▶ **TASK INSTRUCTIONS**:
Reproduce the material below in full, substituting "Confirm identity" for every instance of "Get verified" and leaving everything else as it stands.

---*---

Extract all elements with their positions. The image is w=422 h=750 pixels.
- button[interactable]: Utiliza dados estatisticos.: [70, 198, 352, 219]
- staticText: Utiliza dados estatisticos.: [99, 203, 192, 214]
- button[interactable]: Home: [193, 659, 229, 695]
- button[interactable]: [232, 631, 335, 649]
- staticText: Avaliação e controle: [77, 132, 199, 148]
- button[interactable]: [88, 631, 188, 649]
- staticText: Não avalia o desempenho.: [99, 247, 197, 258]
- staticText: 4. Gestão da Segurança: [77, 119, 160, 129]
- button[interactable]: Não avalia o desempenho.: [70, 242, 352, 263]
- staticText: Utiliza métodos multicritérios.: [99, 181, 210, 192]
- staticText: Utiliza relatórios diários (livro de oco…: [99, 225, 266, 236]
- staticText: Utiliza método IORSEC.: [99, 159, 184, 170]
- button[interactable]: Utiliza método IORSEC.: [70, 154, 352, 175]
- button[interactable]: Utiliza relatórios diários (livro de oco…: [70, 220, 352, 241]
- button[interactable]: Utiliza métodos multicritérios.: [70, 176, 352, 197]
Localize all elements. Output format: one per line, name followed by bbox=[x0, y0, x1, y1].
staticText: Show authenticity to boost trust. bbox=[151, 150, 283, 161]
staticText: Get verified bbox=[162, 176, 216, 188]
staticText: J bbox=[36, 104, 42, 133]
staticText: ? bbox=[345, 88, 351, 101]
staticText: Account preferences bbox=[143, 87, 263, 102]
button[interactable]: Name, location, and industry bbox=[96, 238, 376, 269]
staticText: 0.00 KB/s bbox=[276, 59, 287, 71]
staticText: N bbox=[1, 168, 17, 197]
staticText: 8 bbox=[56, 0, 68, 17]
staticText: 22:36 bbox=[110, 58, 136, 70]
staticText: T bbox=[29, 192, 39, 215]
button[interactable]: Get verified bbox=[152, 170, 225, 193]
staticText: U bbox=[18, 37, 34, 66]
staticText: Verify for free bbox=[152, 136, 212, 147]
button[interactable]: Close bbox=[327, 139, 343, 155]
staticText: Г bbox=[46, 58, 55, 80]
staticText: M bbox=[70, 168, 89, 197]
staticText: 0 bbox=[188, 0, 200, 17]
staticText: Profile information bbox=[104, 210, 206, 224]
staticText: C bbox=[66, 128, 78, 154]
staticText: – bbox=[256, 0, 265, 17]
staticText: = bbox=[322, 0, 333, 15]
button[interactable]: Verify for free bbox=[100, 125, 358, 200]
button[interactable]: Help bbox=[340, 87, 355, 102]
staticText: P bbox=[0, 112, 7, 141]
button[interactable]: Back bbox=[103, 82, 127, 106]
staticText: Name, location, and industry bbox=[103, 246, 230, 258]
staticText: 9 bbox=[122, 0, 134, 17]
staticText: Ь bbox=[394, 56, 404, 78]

---*---

▶ **FULL ANSWER**:
Extract all elements with their positions. The image is w=422 h=750 pixels.
- button[interactable]: Utiliza dados estatisticos.: [70, 198, 352, 219]
- staticText: Utiliza dados estatisticos.: [99, 203, 192, 214]
- button[interactable]: Home: [193, 659, 229, 695]
- button[interactable]: [232, 631, 335, 649]
- staticText: Avaliação e controle: [77, 132, 199, 148]
- button[interactable]: [88, 631, 188, 649]
- staticText: Não avalia o desempenho.: [99, 247, 197, 258]
- staticText: 4. Gestão da Segurança: [77, 119, 160, 129]
- button[interactable]: Não avalia o desempenho.: [70, 242, 352, 263]
- staticText: Utiliza métodos multicritérios.: [99, 181, 210, 192]
- staticText: Utiliza relatórios diários (livro de oco…: [99, 225, 266, 236]
- staticText: Utiliza método IORSEC.: [99, 159, 184, 170]
- button[interactable]: Utiliza método IORSEC.: [70, 154, 352, 175]
- button[interactable]: Utiliza relatórios diários (livro de oco…: [70, 220, 352, 241]
- button[interactable]: Utiliza métodos multicritérios.: [70, 176, 352, 197]
Localize all elements. Output format: one per line, name followed by bbox=[x0, y0, x1, y1].
staticText: Show authenticity to boost trust. bbox=[151, 150, 283, 161]
staticText: Confirm identity bbox=[162, 176, 216, 188]
staticText: J bbox=[36, 104, 42, 133]
staticText: ? bbox=[345, 88, 351, 101]
staticText: Account preferences bbox=[143, 87, 263, 102]
button[interactable]: Name, location, and industry bbox=[96, 238, 376, 269]
staticText: 0.00 KB/s bbox=[276, 59, 287, 71]
staticText: N bbox=[1, 168, 17, 197]
staticText: 8 bbox=[56, 0, 68, 17]
staticText: 22:36 bbox=[110, 58, 136, 70]
staticText: T bbox=[29, 192, 39, 215]
button[interactable]: Confirm identity bbox=[152, 170, 225, 193]
staticText: U bbox=[18, 37, 34, 66]
staticText: Verify for free bbox=[152, 136, 212, 147]
button[interactable]: Close bbox=[327, 139, 343, 155]
staticText: Г bbox=[46, 58, 55, 80]
staticText: M bbox=[70, 168, 89, 197]
staticText: 0 bbox=[188, 0, 200, 17]
staticText: Profile information bbox=[104, 210, 206, 224]
staticText: C bbox=[66, 128, 78, 154]
staticText: – bbox=[256, 0, 265, 17]
staticText: = bbox=[322, 0, 333, 15]
button[interactable]: Verify for free bbox=[100, 125, 358, 200]
button[interactable]: Help bbox=[340, 87, 355, 102]
staticText: P bbox=[0, 112, 7, 141]
button[interactable]: Back bbox=[103, 82, 127, 106]
staticText: Name, location, and industry bbox=[103, 246, 230, 258]
staticText: 9 bbox=[122, 0, 134, 17]
staticText: Ь bbox=[394, 56, 404, 78]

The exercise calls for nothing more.